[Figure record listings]
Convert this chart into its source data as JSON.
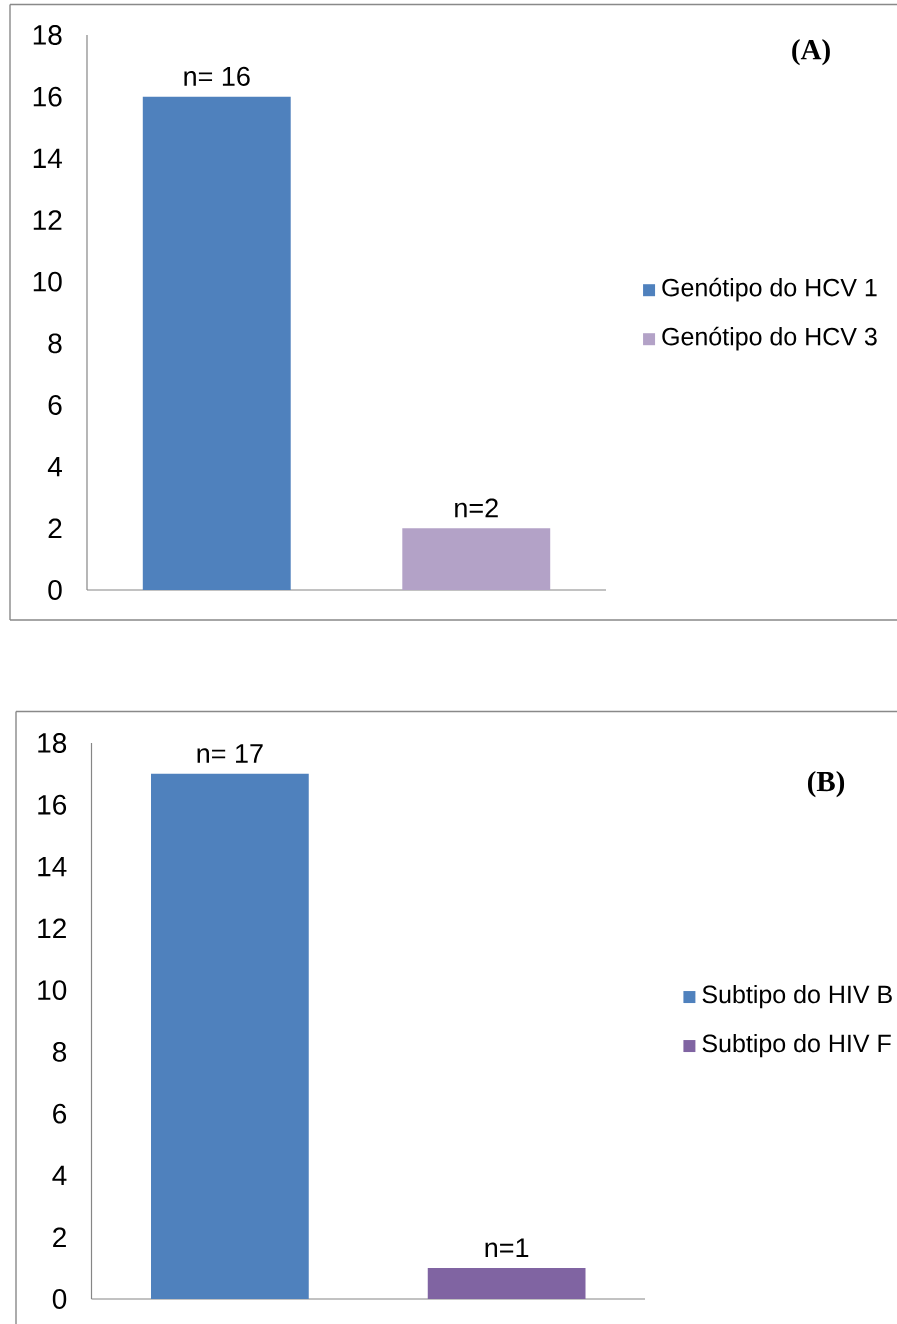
{
  "chart_data": [
    {
      "type": "bar",
      "annotations": [
        "(A)"
      ],
      "categories": [
        null,
        null
      ],
      "series": [
        {
          "name": "Genótipo do HCV 1",
          "color": "#4f81bd",
          "values": [
            16,
            null
          ],
          "value_labels": [
            "n= 16",
            null
          ]
        },
        {
          "name": "Genótipo do HCV 3",
          "color": "#b3a2c7",
          "values": [
            null,
            2
          ],
          "value_labels": [
            null,
            "n=2"
          ]
        }
      ],
      "ylim": [
        0,
        18
      ],
      "yticks": [
        0,
        2,
        4,
        6,
        8,
        10,
        12,
        14,
        16,
        18
      ],
      "legend": "right",
      "tick_labels": "y"
    },
    {
      "type": "bar",
      "annotations": [
        "(B)"
      ],
      "categories": [
        null,
        null
      ],
      "series": [
        {
          "name": "Subtipo do HIV B",
          "color": "#4f81bd",
          "values": [
            17,
            null
          ],
          "value_labels": [
            "n= 17",
            null
          ]
        },
        {
          "name": "Subtipo do HIV F",
          "color": "#8064a2",
          "values": [
            null,
            1
          ],
          "value_labels": [
            null,
            "n=1"
          ]
        }
      ],
      "ylim": [
        0,
        18
      ],
      "yticks": [
        0,
        2,
        4,
        6,
        8,
        10,
        12,
        14,
        16,
        18
      ],
      "legend": "right",
      "tick_labels": "y"
    }
  ]
}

STATED GOAL –
Copy every record character for character. Skip the pictures.

ANSWER TO THE TASK –
Convert this chart into its source data as JSON.
{
  "chart_data": [
    {
      "type": "bar",
      "annotations": [
        "(A)"
      ],
      "categories": [
        null,
        null
      ],
      "series": [
        {
          "name": "Genótipo do HCV 1",
          "color": "#4f81bd",
          "values": [
            16,
            null
          ],
          "value_labels": [
            "n= 16",
            null
          ]
        },
        {
          "name": "Genótipo do HCV 3",
          "color": "#b3a2c7",
          "values": [
            null,
            2
          ],
          "value_labels": [
            null,
            "n=2"
          ]
        }
      ],
      "ylim": [
        0,
        18
      ],
      "yticks": [
        0,
        2,
        4,
        6,
        8,
        10,
        12,
        14,
        16,
        18
      ],
      "legend": "right",
      "tick_labels": "y"
    },
    {
      "type": "bar",
      "annotations": [
        "(B)"
      ],
      "categories": [
        null,
        null
      ],
      "series": [
        {
          "name": "Subtipo do HIV B",
          "color": "#4f81bd",
          "values": [
            17,
            null
          ],
          "value_labels": [
            "n= 17",
            null
          ]
        },
        {
          "name": "Subtipo do HIV F",
          "color": "#8064a2",
          "values": [
            null,
            1
          ],
          "value_labels": [
            null,
            "n=1"
          ]
        }
      ],
      "ylim": [
        0,
        18
      ],
      "yticks": [
        0,
        2,
        4,
        6,
        8,
        10,
        12,
        14,
        16,
        18
      ],
      "legend": "right",
      "tick_labels": "y"
    }
  ]
}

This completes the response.